===== Listing

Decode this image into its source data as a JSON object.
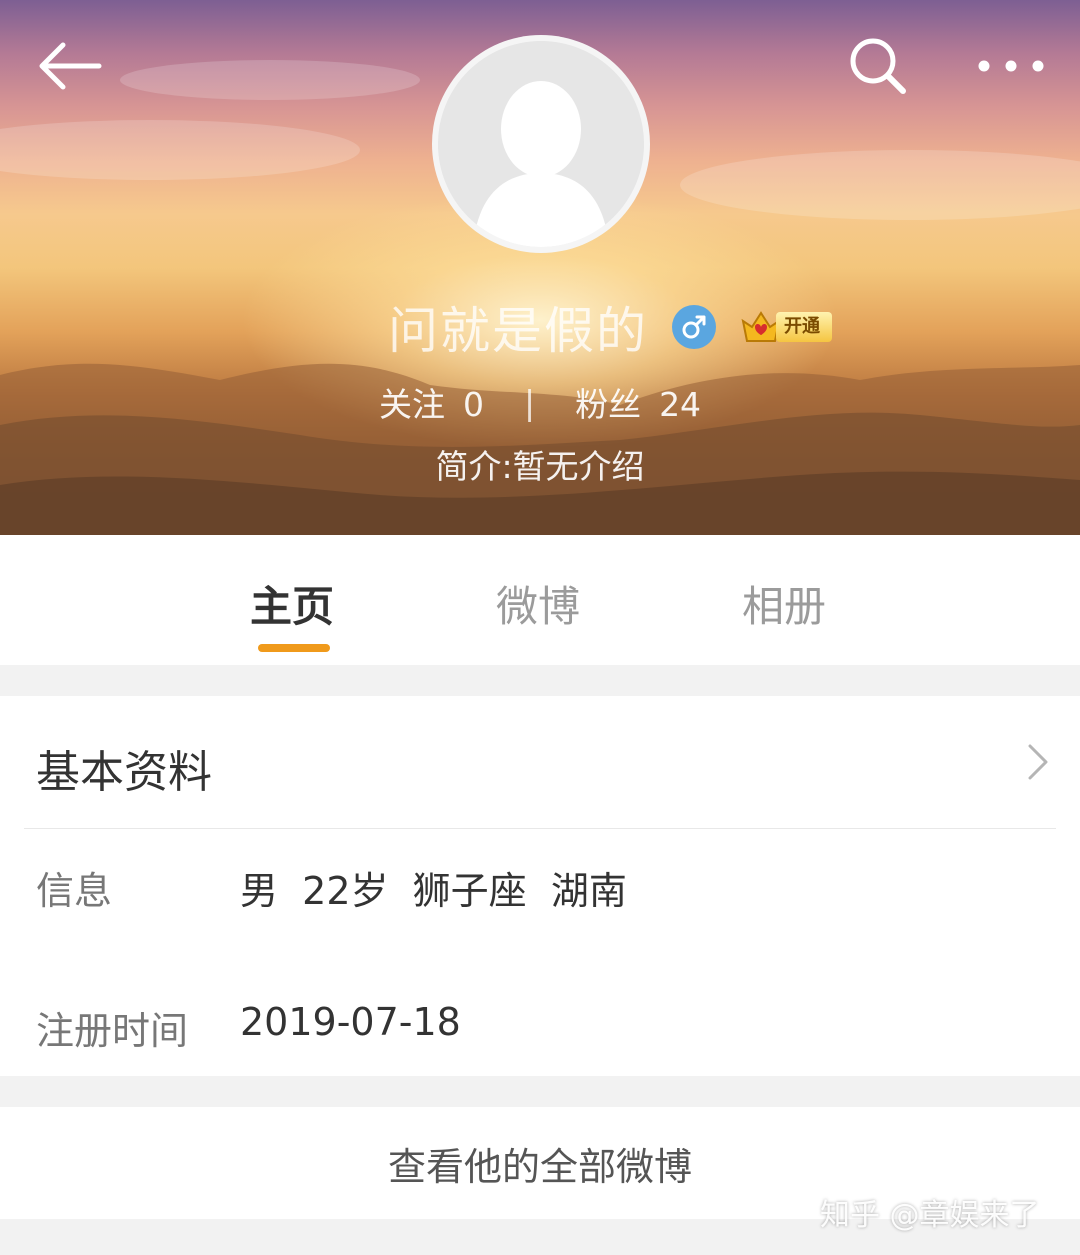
{
  "header": {
    "back_icon": "back-arrow-icon",
    "search_icon": "search-icon",
    "more_icon": "more-dots-icon",
    "avatar_icon": "default-avatar-icon",
    "name": "问就是假的",
    "gender_icon": "male-icon",
    "vip_label": "开通",
    "following_label": "关注",
    "following_count": "0",
    "separator": "|",
    "followers_label": "粉丝",
    "followers_count": "24",
    "bio": "简介:暂无介绍"
  },
  "tabs": [
    {
      "label": "主页",
      "active": true
    },
    {
      "label": "微博",
      "active": false
    },
    {
      "label": "相册",
      "active": false
    }
  ],
  "info": {
    "title": "基本资料",
    "rows": [
      {
        "label": "信息",
        "value": "男  22岁  狮子座  湖南"
      },
      {
        "label": "注册时间",
        "value": "2019-07-18"
      }
    ]
  },
  "view_all": "查看他的全部微博",
  "watermark": "知乎 @章娱来了",
  "colors": {
    "accent": "#f09a1b",
    "gender_badge": "#5aa6e0",
    "background": "#f2f2f2"
  }
}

==========

Copy every line of the data exactly as written, excluding the pictures.

Task response:
Decode this image into its source data as a JSON object.
{
  "header": {
    "back_icon": "back-arrow-icon",
    "search_icon": "search-icon",
    "more_icon": "more-dots-icon",
    "avatar_icon": "default-avatar-icon",
    "name": "问就是假的",
    "gender_icon": "male-icon",
    "vip_label": "开通",
    "following_label": "关注",
    "following_count": "0",
    "separator": "|",
    "followers_label": "粉丝",
    "followers_count": "24",
    "bio": "简介:暂无介绍"
  },
  "tabs": [
    {
      "label": "主页",
      "active": true
    },
    {
      "label": "微博",
      "active": false
    },
    {
      "label": "相册",
      "active": false
    }
  ],
  "info": {
    "title": "基本资料",
    "rows": [
      {
        "label": "信息",
        "value": "男  22岁  狮子座  湖南"
      },
      {
        "label": "注册时间",
        "value": "2019-07-18"
      }
    ]
  },
  "view_all": "查看他的全部微博",
  "watermark": "知乎 @章娱来了",
  "colors": {
    "accent": "#f09a1b",
    "gender_badge": "#5aa6e0",
    "background": "#f2f2f2"
  }
}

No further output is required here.